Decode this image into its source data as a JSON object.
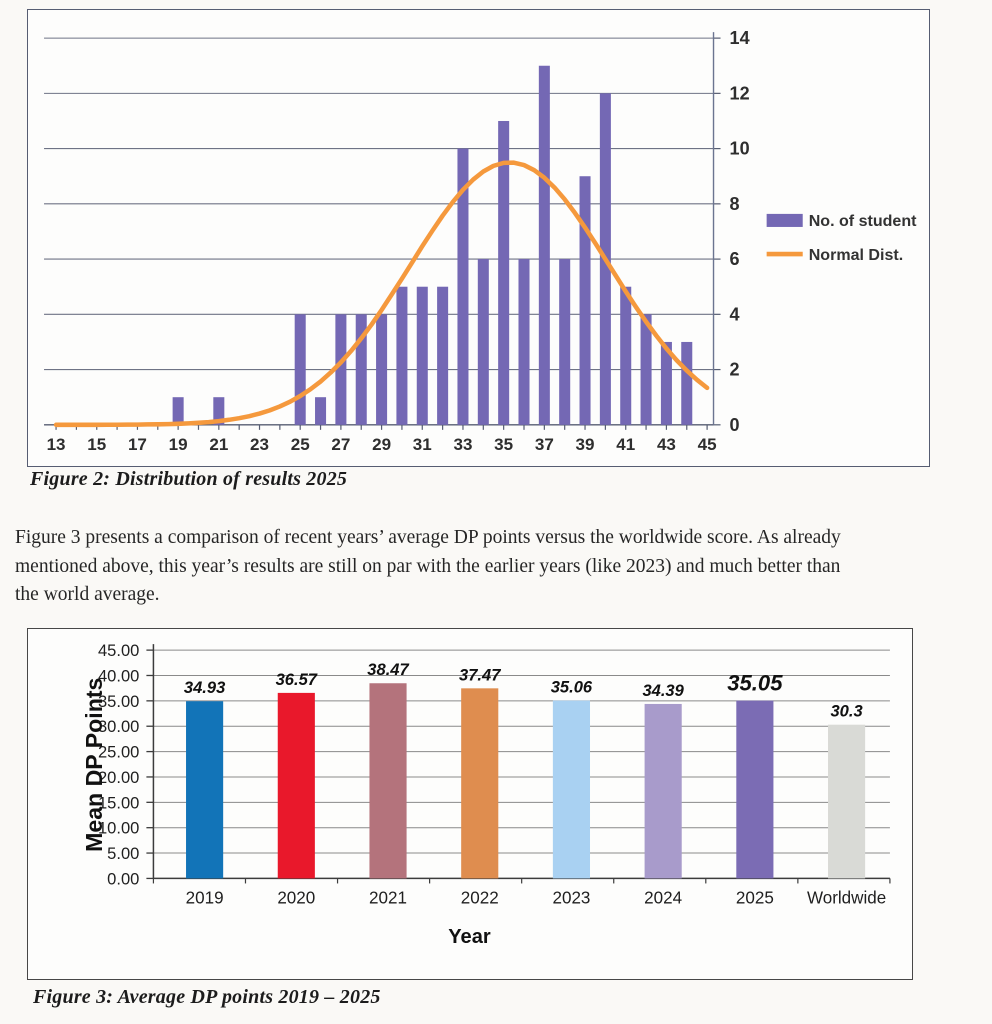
{
  "chart_data": [
    {
      "id": "distribution-2025",
      "type": "bar",
      "title": "",
      "categories": [
        13,
        14,
        15,
        16,
        17,
        18,
        19,
        20,
        21,
        22,
        23,
        24,
        25,
        26,
        27,
        28,
        29,
        30,
        31,
        32,
        33,
        34,
        35,
        36,
        37,
        38,
        39,
        40,
        41,
        42,
        43,
        44,
        45
      ],
      "series": [
        {
          "name": "No. of student",
          "values": [
            0,
            0,
            0,
            0,
            0,
            0,
            1,
            0,
            1,
            0,
            0,
            0,
            4,
            1,
            4,
            4,
            4,
            5,
            5,
            5,
            10,
            6,
            11,
            6,
            13,
            6,
            9,
            12,
            5,
            4,
            3,
            3,
            0
          ]
        }
      ],
      "normal_curve": {
        "name": "Normal Dist.",
        "shape": "gaussian",
        "peak": 9.5,
        "mean": 35.3,
        "sd": 4.9,
        "x_range": [
          13,
          45
        ]
      },
      "xticks_shown": [
        "13",
        "15",
        "17",
        "19",
        "21",
        "23",
        "25",
        "27",
        "29",
        "31",
        "33",
        "35",
        "37",
        "39",
        "41",
        "43",
        "45"
      ],
      "yticks": [
        "0",
        "2",
        "4",
        "6",
        "8",
        "10",
        "12",
        "14"
      ],
      "ylim": [
        0,
        14
      ],
      "grid": true,
      "legend_position": "right",
      "bar_color": "#7468b4",
      "curve_color": "#f5993d"
    },
    {
      "id": "average-dp-points",
      "type": "bar",
      "categories": [
        "2019",
        "2020",
        "2021",
        "2022",
        "2023",
        "2024",
        "2025",
        "Worldwide"
      ],
      "values": [
        34.93,
        36.57,
        38.47,
        37.47,
        35.06,
        34.39,
        35.05,
        30.3
      ],
      "labels": [
        "34.93",
        "36.57",
        "38.47",
        "37.47",
        "35.06",
        "34.39",
        "35.05",
        "30.3"
      ],
      "label_large_index": 6,
      "bar_colors": [
        "#1274b8",
        "#e9182b",
        "#b4737c",
        "#df8d4f",
        "#a9d1f2",
        "#a89bcb",
        "#7b6cb4",
        "#d9dad6"
      ],
      "xlabel": "Year",
      "ylabel": "Mean DP Points",
      "yticks": [
        "0.00",
        "5.00",
        "10.00",
        "15.00",
        "20.00",
        "25.00",
        "30.00",
        "35.00",
        "40.00",
        "45.00"
      ],
      "ylim": [
        0,
        45
      ],
      "grid": true,
      "legend_position": "none"
    }
  ],
  "figure2": {
    "caption": "Figure 2: Distribution of results 2025",
    "legend": [
      {
        "label": "No. of student",
        "swatch": "bar",
        "color": "#7468b4"
      },
      {
        "label": "Normal Dist.",
        "swatch": "line",
        "color": "#f5993d"
      }
    ]
  },
  "paragraph": {
    "lines": [
      "Figure 3 presents a comparison of recent years’ average DP points versus the worldwide score. As already",
      "mentioned above, this year’s results are still on par with the earlier years (like 2023) and much better than",
      "the world average."
    ]
  },
  "figure3": {
    "caption": "Figure 3: Average DP points 2019 – 2025"
  },
  "colors": {
    "page_background": "#faf9f6",
    "grid_line": "#6e7385",
    "axis_dark": "#3c3c3c",
    "frame_top": "#565d72",
    "frame_bottom": "#474747"
  }
}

__________

» **CHALLENGE**
Write out the data precisely as given, excluding the pictures.

» **SOLUTION FOR THIS TASK**
Decode this image into its source data as a JSON object.
{
  "chart_data": [
    {
      "id": "distribution-2025",
      "type": "bar",
      "title": "",
      "categories": [
        13,
        14,
        15,
        16,
        17,
        18,
        19,
        20,
        21,
        22,
        23,
        24,
        25,
        26,
        27,
        28,
        29,
        30,
        31,
        32,
        33,
        34,
        35,
        36,
        37,
        38,
        39,
        40,
        41,
        42,
        43,
        44,
        45
      ],
      "series": [
        {
          "name": "No. of student",
          "values": [
            0,
            0,
            0,
            0,
            0,
            0,
            1,
            0,
            1,
            0,
            0,
            0,
            4,
            1,
            4,
            4,
            4,
            5,
            5,
            5,
            10,
            6,
            11,
            6,
            13,
            6,
            9,
            12,
            5,
            4,
            3,
            3,
            0
          ]
        }
      ],
      "normal_curve": {
        "name": "Normal Dist.",
        "shape": "gaussian",
        "peak": 9.5,
        "mean": 35.3,
        "sd": 4.9,
        "x_range": [
          13,
          45
        ]
      },
      "xticks_shown": [
        "13",
        "15",
        "17",
        "19",
        "21",
        "23",
        "25",
        "27",
        "29",
        "31",
        "33",
        "35",
        "37",
        "39",
        "41",
        "43",
        "45"
      ],
      "yticks": [
        "0",
        "2",
        "4",
        "6",
        "8",
        "10",
        "12",
        "14"
      ],
      "ylim": [
        0,
        14
      ],
      "grid": true,
      "legend_position": "right",
      "bar_color": "#7468b4",
      "curve_color": "#f5993d"
    },
    {
      "id": "average-dp-points",
      "type": "bar",
      "categories": [
        "2019",
        "2020",
        "2021",
        "2022",
        "2023",
        "2024",
        "2025",
        "Worldwide"
      ],
      "values": [
        34.93,
        36.57,
        38.47,
        37.47,
        35.06,
        34.39,
        35.05,
        30.3
      ],
      "labels": [
        "34.93",
        "36.57",
        "38.47",
        "37.47",
        "35.06",
        "34.39",
        "35.05",
        "30.3"
      ],
      "label_large_index": 6,
      "bar_colors": [
        "#1274b8",
        "#e9182b",
        "#b4737c",
        "#df8d4f",
        "#a9d1f2",
        "#a89bcb",
        "#7b6cb4",
        "#d9dad6"
      ],
      "xlabel": "Year",
      "ylabel": "Mean DP Points",
      "yticks": [
        "0.00",
        "5.00",
        "10.00",
        "15.00",
        "20.00",
        "25.00",
        "30.00",
        "35.00",
        "40.00",
        "45.00"
      ],
      "ylim": [
        0,
        45
      ],
      "grid": true,
      "legend_position": "none"
    }
  ],
  "figure2": {
    "caption": "Figure 2: Distribution of results 2025",
    "legend": [
      {
        "label": "No. of student",
        "swatch": "bar",
        "color": "#7468b4"
      },
      {
        "label": "Normal Dist.",
        "swatch": "line",
        "color": "#f5993d"
      }
    ]
  },
  "paragraph": {
    "lines": [
      "Figure 3 presents a comparison of recent years’ average DP points versus the worldwide score. As already",
      "mentioned above, this year’s results are still on par with the earlier years (like 2023) and much better than",
      "the world average."
    ]
  },
  "figure3": {
    "caption": "Figure 3: Average DP points 2019 – 2025"
  },
  "colors": {
    "page_background": "#faf9f6",
    "grid_line": "#6e7385",
    "axis_dark": "#3c3c3c",
    "frame_top": "#565d72",
    "frame_bottom": "#474747"
  }
}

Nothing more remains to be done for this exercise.